* [Set problem] The records that follow need to be output exactly as they are.

* [Given information]

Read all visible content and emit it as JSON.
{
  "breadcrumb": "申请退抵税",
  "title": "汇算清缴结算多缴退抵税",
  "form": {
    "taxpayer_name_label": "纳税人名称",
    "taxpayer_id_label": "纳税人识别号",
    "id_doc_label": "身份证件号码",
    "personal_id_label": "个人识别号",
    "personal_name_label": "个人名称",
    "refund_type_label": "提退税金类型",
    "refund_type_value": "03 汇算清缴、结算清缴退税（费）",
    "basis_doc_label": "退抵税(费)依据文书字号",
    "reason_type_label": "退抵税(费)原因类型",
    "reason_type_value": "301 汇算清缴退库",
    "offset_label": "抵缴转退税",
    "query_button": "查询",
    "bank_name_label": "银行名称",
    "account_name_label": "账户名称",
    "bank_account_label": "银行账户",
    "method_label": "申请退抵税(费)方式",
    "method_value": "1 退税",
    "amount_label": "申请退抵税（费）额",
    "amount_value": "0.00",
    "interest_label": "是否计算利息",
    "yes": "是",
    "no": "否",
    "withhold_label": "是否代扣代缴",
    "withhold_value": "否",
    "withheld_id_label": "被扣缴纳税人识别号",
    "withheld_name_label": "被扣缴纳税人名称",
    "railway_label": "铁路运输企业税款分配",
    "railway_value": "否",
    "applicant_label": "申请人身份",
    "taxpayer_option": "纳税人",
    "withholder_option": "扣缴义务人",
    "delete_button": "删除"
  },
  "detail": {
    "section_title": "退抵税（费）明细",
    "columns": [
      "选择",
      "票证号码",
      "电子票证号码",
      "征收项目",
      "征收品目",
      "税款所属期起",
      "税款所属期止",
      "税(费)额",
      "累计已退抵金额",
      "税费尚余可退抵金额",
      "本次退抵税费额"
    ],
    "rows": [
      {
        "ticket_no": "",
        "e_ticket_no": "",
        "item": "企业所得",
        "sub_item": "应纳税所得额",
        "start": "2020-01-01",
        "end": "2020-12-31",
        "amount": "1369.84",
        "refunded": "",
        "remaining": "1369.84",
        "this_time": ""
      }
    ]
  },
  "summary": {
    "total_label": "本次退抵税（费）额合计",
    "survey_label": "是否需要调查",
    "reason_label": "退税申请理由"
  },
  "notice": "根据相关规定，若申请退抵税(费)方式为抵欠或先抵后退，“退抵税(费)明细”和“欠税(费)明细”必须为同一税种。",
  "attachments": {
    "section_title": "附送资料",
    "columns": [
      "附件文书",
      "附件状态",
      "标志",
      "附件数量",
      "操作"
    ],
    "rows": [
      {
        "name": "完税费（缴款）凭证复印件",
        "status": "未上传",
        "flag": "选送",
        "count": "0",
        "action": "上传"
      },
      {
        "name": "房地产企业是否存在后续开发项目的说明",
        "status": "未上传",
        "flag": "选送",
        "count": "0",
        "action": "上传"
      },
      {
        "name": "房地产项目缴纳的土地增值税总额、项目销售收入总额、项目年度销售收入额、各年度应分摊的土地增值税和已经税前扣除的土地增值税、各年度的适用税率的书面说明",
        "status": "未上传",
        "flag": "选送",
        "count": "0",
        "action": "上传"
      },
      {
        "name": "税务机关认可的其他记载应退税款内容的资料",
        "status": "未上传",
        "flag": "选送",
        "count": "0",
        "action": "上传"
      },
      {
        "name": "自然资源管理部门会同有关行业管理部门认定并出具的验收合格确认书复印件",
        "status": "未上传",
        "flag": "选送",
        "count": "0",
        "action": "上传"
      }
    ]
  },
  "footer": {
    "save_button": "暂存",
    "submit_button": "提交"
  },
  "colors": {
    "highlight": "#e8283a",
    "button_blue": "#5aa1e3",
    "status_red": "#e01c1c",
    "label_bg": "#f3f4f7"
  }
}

* [Answer for the task]
Read all visible content and emit it as JSON.
{
  "breadcrumb": "申请退抵税",
  "title": "汇算清缴结算多缴退抵税",
  "form": {
    "taxpayer_name_label": "纳税人名称",
    "taxpayer_id_label": "纳税人识别号",
    "id_doc_label": "身份证件号码",
    "personal_id_label": "个人识别号",
    "personal_name_label": "个人名称",
    "refund_type_label": "提退税金类型",
    "refund_type_value": "03 汇算清缴、结算清缴退税（费）",
    "basis_doc_label": "退抵税(费)依据文书字号",
    "reason_type_label": "退抵税(费)原因类型",
    "reason_type_value": "301 汇算清缴退库",
    "offset_label": "抵缴转退税",
    "query_button": "查询",
    "bank_name_label": "银行名称",
    "account_name_label": "账户名称",
    "bank_account_label": "银行账户",
    "method_label": "申请退抵税(费)方式",
    "method_value": "1 退税",
    "amount_label": "申请退抵税（费）额",
    "amount_value": "0.00",
    "interest_label": "是否计算利息",
    "yes": "是",
    "no": "否",
    "withhold_label": "是否代扣代缴",
    "withhold_value": "否",
    "withheld_id_label": "被扣缴纳税人识别号",
    "withheld_name_label": "被扣缴纳税人名称",
    "railway_label": "铁路运输企业税款分配",
    "railway_value": "否",
    "applicant_label": "申请人身份",
    "taxpayer_option": "纳税人",
    "withholder_option": "扣缴义务人",
    "delete_button": "删除"
  },
  "detail": {
    "section_title": "退抵税（费）明细",
    "columns": [
      "选择",
      "票证号码",
      "电子票证号码",
      "征收项目",
      "征收品目",
      "税款所属期起",
      "税款所属期止",
      "税(费)额",
      "累计已退抵金额",
      "税费尚余可退抵金额",
      "本次退抵税费额"
    ],
    "rows": [
      {
        "ticket_no": "",
        "e_ticket_no": "",
        "item": "企业所得",
        "sub_item": "应纳税所得额",
        "start": "2020-01-01",
        "end": "2020-12-31",
        "amount": "1369.84",
        "refunded": "",
        "remaining": "1369.84",
        "this_time": ""
      }
    ]
  },
  "summary": {
    "total_label": "本次退抵税（费）额合计",
    "survey_label": "是否需要调查",
    "reason_label": "退税申请理由"
  },
  "notice": "根据相关规定，若申请退抵税(费)方式为抵欠或先抵后退，“退抵税(费)明细”和“欠税(费)明细”必须为同一税种。",
  "attachments": {
    "section_title": "附送资料",
    "columns": [
      "附件文书",
      "附件状态",
      "标志",
      "附件数量",
      "操作"
    ],
    "rows": [
      {
        "name": "完税费（缴款）凭证复印件",
        "status": "未上传",
        "flag": "选送",
        "count": "0",
        "action": "上传"
      },
      {
        "name": "房地产企业是否存在后续开发项目的说明",
        "status": "未上传",
        "flag": "选送",
        "count": "0",
        "action": "上传"
      },
      {
        "name": "房地产项目缴纳的土地增值税总额、项目销售收入总额、项目年度销售收入额、各年度应分摊的土地增值税和已经税前扣除的土地增值税、各年度的适用税率的书面说明",
        "status": "未上传",
        "flag": "选送",
        "count": "0",
        "action": "上传"
      },
      {
        "name": "税务机关认可的其他记载应退税款内容的资料",
        "status": "未上传",
        "flag": "选送",
        "count": "0",
        "action": "上传"
      },
      {
        "name": "自然资源管理部门会同有关行业管理部门认定并出具的验收合格确认书复印件",
        "status": "未上传",
        "flag": "选送",
        "count": "0",
        "action": "上传"
      }
    ]
  },
  "footer": {
    "save_button": "暂存",
    "submit_button": "提交"
  },
  "colors": {
    "highlight": "#e8283a",
    "button_blue": "#5aa1e3",
    "status_red": "#e01c1c",
    "label_bg": "#f3f4f7"
  }
}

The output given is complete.